## BEGIN Data lines

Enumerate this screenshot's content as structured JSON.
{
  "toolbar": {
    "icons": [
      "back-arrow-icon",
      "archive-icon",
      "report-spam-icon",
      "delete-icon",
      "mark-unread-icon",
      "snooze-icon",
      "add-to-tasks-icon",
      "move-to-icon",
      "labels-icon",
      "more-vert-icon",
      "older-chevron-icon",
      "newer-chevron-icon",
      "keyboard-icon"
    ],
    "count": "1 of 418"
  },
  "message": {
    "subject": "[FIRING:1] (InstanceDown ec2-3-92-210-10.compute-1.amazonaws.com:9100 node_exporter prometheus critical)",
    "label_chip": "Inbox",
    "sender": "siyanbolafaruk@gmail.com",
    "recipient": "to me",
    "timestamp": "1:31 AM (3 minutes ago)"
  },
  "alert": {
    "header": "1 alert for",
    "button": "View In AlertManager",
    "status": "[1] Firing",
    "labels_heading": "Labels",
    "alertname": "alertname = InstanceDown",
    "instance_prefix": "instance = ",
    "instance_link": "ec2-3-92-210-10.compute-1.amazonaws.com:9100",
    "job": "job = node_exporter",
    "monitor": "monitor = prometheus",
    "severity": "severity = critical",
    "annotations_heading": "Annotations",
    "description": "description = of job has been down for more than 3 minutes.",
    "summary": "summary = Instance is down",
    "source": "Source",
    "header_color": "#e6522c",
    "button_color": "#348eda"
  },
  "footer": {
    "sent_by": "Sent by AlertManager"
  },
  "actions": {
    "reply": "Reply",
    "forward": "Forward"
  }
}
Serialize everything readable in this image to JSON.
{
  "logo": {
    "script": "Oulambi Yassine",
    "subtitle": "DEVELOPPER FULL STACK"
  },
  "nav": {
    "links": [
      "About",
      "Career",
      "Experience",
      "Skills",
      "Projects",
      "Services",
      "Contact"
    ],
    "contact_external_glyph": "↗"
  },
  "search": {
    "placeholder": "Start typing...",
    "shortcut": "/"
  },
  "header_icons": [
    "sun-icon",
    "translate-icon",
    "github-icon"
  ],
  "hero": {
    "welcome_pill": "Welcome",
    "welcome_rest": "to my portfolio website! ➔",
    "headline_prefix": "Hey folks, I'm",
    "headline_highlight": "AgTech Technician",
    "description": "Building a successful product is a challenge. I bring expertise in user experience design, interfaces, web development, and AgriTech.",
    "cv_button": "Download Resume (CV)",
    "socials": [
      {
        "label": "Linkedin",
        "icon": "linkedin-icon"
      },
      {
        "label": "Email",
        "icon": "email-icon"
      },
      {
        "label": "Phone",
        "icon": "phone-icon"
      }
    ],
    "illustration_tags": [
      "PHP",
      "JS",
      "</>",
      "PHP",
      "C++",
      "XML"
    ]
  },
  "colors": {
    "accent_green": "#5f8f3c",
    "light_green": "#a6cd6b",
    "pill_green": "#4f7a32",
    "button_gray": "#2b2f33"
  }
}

## END Data lines

Request: Select every line in the records above that contains the word "chevron".

Result of the exercise:
      "older-chevron-icon",
      "newer-chevron-icon",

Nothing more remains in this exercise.